10. SOMETHING FOUL IN THE CHICKEN INDUSTRY AND THE
USDA
The number of cases of salmonella has risen to 2.5 million
a year and led to an estimated 500,000 hospitalizations and 9,000 deaths. This
national epidemic was caused by a massive leap in consumer demand for the "healthier
food" of chicken and by a massive failure of the U.S. Department of Agriculture.
While
the chicken industry has grown to a $16-billion-a-year industry, the USDA has
cut its inspection staff, lowered health standards, and cracked down on employees
who try to inform the public about contaminated food.
The relaxed inspection practices -- known as the Streamlined Inspection
System -- are literally maiming workers and killing consumers. The rate
of injury and illness for workers in poultry processing plants is twice
that of textile or tobacco workers and even higher than miners.
The relaxed inspection practices also have led to an increase
in contaminated chicken. In a sworn affidavit, retired USDA inspector Albert Midoux,
described how he was reprimanded for "ordering the shutdown and cleanup of
a room where the maggots were so thick that workers were slipping on the floor."
Gag
orders, censorship, and the destruction of documents that contain "bad news"
have become a way of life at USDA. As a top agency official explained in 1985,
after the agency was caught destroying a report that revealed massive amounts
of contaminated food had been approved, the department wants to maintain a "positive"

# [PROBLEMS TO SOLVE]
- a) In the passage on the chicken industry and the USDA, what is the name of the retired USDA inspector who gave a sworn affidavit?
- b) According to the passage on the chicken industry and the USDA, what three things has the USDA done while the chicken industry grew?

# [INFORMATION SUPPLIED]
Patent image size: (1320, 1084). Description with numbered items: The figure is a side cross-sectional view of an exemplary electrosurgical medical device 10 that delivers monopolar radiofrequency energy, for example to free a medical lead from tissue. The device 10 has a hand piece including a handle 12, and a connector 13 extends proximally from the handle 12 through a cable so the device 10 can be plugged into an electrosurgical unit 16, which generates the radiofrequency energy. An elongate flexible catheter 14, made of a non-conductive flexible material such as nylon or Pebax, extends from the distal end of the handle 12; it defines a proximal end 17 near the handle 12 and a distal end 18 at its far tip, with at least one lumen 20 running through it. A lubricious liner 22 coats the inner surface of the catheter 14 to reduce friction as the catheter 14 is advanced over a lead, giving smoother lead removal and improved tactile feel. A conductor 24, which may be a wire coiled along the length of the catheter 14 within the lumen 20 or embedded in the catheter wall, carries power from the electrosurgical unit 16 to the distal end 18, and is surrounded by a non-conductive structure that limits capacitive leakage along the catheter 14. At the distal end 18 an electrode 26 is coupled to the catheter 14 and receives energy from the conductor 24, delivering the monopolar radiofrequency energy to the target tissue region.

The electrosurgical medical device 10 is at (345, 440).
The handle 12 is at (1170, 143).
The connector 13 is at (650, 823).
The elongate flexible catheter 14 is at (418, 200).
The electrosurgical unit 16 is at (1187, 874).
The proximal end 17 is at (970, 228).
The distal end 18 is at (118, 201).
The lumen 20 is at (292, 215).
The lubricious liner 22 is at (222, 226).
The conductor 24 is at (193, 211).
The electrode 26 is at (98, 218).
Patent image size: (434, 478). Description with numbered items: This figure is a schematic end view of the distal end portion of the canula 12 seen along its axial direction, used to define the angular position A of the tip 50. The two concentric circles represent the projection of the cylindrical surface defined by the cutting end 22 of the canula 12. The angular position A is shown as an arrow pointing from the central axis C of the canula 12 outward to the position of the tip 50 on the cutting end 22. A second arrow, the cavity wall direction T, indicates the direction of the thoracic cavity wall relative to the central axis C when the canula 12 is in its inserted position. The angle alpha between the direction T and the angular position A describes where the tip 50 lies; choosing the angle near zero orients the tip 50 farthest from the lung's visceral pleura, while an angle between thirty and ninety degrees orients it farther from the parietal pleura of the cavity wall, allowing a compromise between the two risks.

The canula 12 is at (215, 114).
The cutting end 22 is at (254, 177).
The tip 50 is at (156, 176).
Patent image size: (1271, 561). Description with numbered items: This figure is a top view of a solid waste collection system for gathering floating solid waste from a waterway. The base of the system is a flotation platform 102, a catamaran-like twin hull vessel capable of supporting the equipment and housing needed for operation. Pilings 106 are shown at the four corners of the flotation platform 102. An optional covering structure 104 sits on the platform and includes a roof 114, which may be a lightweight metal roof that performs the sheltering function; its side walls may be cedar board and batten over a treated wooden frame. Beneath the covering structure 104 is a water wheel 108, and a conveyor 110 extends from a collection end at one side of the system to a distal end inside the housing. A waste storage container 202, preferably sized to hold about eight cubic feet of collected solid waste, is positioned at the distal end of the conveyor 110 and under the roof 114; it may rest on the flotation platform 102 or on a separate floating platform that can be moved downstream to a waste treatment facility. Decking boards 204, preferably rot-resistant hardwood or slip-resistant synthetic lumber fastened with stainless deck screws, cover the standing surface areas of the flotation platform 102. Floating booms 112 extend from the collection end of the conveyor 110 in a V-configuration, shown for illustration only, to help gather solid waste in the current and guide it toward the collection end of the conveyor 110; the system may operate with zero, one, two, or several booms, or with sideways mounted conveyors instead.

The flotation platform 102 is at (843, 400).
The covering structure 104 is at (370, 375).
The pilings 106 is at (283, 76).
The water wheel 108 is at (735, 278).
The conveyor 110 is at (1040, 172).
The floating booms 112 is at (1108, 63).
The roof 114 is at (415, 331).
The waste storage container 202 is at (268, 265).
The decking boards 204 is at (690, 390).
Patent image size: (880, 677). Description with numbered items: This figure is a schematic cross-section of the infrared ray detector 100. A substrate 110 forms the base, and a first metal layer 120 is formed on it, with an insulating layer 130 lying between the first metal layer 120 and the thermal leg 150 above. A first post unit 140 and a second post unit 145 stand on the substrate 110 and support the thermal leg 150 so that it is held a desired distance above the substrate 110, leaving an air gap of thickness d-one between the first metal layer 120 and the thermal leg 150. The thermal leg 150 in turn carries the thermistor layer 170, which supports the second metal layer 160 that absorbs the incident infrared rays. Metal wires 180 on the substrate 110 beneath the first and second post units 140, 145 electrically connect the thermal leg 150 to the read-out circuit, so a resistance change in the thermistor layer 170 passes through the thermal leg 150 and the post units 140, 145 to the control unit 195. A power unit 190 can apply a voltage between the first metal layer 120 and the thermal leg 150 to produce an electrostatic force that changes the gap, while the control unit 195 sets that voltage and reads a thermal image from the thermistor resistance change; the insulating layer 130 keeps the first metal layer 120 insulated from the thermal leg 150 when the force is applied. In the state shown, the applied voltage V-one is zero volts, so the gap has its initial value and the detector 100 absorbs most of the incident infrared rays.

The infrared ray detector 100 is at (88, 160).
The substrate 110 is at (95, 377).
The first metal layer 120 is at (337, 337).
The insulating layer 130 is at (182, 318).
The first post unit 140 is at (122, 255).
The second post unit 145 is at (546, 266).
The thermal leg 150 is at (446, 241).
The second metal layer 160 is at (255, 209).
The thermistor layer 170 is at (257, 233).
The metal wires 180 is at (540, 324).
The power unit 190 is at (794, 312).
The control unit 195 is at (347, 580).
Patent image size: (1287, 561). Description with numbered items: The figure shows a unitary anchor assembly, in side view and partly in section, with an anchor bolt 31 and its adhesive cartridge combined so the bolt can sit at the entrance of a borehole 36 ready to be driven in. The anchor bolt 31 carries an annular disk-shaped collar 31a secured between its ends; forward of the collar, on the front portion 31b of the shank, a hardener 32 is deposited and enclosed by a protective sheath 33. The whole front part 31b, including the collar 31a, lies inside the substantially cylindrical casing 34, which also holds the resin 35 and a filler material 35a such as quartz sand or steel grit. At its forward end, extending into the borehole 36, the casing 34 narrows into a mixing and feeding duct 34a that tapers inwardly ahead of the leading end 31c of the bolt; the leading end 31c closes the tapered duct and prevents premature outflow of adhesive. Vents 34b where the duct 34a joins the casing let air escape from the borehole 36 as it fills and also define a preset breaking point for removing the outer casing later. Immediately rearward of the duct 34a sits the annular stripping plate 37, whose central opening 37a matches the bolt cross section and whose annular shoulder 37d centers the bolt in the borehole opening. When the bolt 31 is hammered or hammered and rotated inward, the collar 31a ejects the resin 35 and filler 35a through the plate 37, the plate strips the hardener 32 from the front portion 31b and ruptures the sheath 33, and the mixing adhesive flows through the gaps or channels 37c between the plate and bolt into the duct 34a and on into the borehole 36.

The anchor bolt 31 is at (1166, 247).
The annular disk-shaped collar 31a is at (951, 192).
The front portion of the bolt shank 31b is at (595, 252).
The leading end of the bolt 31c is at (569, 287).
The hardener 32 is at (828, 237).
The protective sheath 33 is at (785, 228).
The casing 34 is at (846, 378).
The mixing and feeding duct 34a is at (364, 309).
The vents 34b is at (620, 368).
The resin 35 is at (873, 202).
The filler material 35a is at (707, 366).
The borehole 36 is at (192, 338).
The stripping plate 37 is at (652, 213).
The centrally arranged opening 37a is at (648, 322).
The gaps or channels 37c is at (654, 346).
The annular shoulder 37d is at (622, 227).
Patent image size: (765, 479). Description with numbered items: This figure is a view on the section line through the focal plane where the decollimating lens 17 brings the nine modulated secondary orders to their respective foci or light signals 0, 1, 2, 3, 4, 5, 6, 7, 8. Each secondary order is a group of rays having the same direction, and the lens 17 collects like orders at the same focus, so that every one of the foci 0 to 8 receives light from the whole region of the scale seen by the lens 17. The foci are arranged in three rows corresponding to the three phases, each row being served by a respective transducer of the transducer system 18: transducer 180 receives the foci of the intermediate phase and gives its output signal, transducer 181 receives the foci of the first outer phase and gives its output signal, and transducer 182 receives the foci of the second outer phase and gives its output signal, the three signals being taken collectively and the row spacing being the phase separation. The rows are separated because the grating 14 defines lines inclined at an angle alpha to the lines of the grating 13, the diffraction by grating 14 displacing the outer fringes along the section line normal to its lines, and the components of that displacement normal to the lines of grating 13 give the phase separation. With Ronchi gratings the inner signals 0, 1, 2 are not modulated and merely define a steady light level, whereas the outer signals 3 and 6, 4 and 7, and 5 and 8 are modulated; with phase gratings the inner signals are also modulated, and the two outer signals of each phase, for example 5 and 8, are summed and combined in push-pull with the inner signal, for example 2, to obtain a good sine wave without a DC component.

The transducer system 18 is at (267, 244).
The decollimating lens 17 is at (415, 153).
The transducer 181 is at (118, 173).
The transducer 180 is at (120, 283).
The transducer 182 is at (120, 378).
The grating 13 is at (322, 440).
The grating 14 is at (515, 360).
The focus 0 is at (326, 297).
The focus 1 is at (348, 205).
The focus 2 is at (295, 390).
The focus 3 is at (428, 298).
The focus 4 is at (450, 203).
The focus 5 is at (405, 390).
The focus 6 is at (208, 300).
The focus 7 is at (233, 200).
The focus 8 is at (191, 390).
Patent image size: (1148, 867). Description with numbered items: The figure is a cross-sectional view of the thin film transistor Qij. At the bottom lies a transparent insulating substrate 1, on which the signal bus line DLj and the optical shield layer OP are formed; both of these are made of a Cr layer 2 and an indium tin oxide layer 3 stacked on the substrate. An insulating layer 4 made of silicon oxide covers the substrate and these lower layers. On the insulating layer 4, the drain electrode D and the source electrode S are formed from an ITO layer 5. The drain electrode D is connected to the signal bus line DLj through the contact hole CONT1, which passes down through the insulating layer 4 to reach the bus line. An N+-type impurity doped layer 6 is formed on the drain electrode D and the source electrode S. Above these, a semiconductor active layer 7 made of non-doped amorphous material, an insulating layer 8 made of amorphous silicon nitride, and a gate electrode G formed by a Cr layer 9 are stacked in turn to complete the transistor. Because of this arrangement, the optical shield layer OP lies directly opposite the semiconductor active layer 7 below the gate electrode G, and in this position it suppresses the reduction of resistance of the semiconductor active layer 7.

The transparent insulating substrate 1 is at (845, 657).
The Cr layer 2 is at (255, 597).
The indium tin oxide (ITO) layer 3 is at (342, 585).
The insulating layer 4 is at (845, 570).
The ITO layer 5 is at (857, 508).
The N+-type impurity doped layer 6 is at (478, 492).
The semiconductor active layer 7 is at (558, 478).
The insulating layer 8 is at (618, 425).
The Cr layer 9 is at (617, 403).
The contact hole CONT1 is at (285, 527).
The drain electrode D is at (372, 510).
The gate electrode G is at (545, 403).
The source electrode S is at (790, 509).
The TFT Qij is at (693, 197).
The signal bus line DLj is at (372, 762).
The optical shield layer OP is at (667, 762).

# [SOLUTIONS TO THE TASKS]
- a) Albert Midoux

- b)
- Cut its inspection staff
- Lowered health standards
- Cracked down on employees who try to inform the public about contaminated food